### Problem statement:
Write out the entries again exactly as they are given.

### Records for this task:
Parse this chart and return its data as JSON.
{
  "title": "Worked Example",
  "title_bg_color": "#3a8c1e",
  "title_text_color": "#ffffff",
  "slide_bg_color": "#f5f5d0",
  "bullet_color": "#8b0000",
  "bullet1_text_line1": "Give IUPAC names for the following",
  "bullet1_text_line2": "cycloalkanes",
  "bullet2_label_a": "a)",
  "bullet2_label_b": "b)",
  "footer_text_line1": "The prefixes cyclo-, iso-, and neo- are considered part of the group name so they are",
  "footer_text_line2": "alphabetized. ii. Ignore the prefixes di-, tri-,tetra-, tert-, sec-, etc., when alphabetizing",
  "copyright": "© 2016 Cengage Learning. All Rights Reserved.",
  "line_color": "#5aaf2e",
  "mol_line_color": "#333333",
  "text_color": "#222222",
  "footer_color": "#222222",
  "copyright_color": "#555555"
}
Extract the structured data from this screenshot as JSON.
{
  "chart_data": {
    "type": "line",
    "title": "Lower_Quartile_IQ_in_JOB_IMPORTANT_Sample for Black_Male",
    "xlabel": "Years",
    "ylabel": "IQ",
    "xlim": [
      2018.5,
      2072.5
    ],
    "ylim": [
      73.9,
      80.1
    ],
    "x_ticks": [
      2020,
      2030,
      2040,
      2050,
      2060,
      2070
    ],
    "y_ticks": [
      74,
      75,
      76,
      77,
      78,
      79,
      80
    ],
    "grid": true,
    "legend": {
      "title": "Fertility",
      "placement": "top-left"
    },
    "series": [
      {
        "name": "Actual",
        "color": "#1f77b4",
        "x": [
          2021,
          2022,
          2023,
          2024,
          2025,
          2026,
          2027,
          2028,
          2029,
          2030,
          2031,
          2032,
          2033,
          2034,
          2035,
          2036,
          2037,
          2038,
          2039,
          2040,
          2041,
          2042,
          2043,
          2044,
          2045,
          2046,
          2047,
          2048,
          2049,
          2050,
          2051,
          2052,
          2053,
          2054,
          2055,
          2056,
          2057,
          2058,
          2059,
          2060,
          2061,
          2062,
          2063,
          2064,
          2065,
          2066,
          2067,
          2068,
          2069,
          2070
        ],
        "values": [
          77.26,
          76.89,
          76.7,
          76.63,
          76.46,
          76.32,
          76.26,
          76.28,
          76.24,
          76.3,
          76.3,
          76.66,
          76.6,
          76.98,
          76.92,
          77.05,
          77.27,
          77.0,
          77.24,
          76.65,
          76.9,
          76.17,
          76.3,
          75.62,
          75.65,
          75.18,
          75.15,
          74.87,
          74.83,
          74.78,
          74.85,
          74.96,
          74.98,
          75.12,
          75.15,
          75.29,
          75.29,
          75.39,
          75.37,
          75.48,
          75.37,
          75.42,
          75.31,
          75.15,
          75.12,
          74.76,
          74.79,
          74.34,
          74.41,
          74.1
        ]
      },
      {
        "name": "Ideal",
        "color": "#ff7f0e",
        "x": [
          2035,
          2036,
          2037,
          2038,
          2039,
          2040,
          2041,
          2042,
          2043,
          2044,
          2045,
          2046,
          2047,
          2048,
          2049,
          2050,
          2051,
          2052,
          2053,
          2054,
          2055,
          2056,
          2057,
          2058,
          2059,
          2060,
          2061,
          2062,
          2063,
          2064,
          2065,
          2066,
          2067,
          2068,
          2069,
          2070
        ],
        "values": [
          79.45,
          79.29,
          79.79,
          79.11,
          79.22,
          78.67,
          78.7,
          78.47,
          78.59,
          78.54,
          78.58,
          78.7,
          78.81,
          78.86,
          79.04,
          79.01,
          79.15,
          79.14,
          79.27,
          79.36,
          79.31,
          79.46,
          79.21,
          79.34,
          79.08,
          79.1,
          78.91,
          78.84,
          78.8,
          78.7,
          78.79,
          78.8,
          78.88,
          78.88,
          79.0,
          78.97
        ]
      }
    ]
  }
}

### Completed exercise:
Parse this chart and return its data as JSON.
{
  "title": "Worked Example",
  "title_bg_color": "#3a8c1e",
  "title_text_color": "#ffffff",
  "slide_bg_color": "#f5f5d0",
  "bullet_color": "#8b0000",
  "bullet1_text_line1": "Give IUPAC names for the following",
  "bullet1_text_line2": "cycloalkanes",
  "bullet2_label_a": "a)",
  "bullet2_label_b": "b)",
  "footer_text_line1": "The prefixes cyclo-, iso-, and neo- are considered part of the group name so they are",
  "footer_text_line2": "alphabetized. ii. Ignore the prefixes di-, tri-,tetra-, tert-, sec-, etc., when alphabetizing",
  "copyright": "© 2016 Cengage Learning. All Rights Reserved.",
  "line_color": "#5aaf2e",
  "mol_line_color": "#333333",
  "text_color": "#222222",
  "footer_color": "#222222",
  "copyright_color": "#555555"
}
Extract the structured data from this screenshot as JSON.
{
  "chart_data": {
    "type": "line",
    "title": "Lower_Quartile_IQ_in_JOB_IMPORTANT_Sample for Black_Male",
    "xlabel": "Years",
    "ylabel": "IQ",
    "xlim": [
      2018.5,
      2072.5
    ],
    "ylim": [
      73.9,
      80.1
    ],
    "x_ticks": [
      2020,
      2030,
      2040,
      2050,
      2060,
      2070
    ],
    "y_ticks": [
      74,
      75,
      76,
      77,
      78,
      79,
      80
    ],
    "grid": true,
    "legend": {
      "title": "Fertility",
      "placement": "top-left"
    },
    "series": [
      {
        "name": "Actual",
        "color": "#1f77b4",
        "x": [
          2021,
          2022,
          2023,
          2024,
          2025,
          2026,
          2027,
          2028,
          2029,
          2030,
          2031,
          2032,
          2033,
          2034,
          2035,
          2036,
          2037,
          2038,
          2039,
          2040,
          2041,
          2042,
          2043,
          2044,
          2045,
          2046,
          2047,
          2048,
          2049,
          2050,
          2051,
          2052,
          2053,
          2054,
          2055,
          2056,
          2057,
          2058,
          2059,
          2060,
          2061,
          2062,
          2063,
          2064,
          2065,
          2066,
          2067,
          2068,
          2069,
          2070
        ],
        "values": [
          77.26,
          76.89,
          76.7,
          76.63,
          76.46,
          76.32,
          76.26,
          76.28,
          76.24,
          76.3,
          76.3,
          76.66,
          76.6,
          76.98,
          76.92,
          77.05,
          77.27,
          77.0,
          77.24,
          76.65,
          76.9,
          76.17,
          76.3,
          75.62,
          75.65,
          75.18,
          75.15,
          74.87,
          74.83,
          74.78,
          74.85,
          74.96,
          74.98,
          75.12,
          75.15,
          75.29,
          75.29,
          75.39,
          75.37,
          75.48,
          75.37,
          75.42,
          75.31,
          75.15,
          75.12,
          74.76,
          74.79,
          74.34,
          74.41,
          74.1
        ]
      },
      {
        "name": "Ideal",
        "color": "#ff7f0e",
        "x": [
          2035,
          2036,
          2037,
          2038,
          2039,
          2040,
          2041,
          2042,
          2043,
          2044,
          2045,
          2046,
          2047,
          2048,
          2049,
          2050,
          2051,
          2052,
          2053,
          2054,
          2055,
          2056,
          2057,
          2058,
          2059,
          2060,
          2061,
          2062,
          2063,
          2064,
          2065,
          2066,
          2067,
          2068,
          2069,
          2070
        ],
        "values": [
          79.45,
          79.29,
          79.79,
          79.11,
          79.22,
          78.67,
          78.7,
          78.47,
          78.59,
          78.54,
          78.58,
          78.7,
          78.81,
          78.86,
          79.04,
          79.01,
          79.15,
          79.14,
          79.27,
          79.36,
          79.31,
          79.46,
          79.21,
          79.34,
          79.08,
          79.1,
          78.91,
          78.84,
          78.8,
          78.7,
          78.79,
          78.8,
          78.88,
          78.88,
          79.0,
          78.97
        ]
      }
    ]
  }
}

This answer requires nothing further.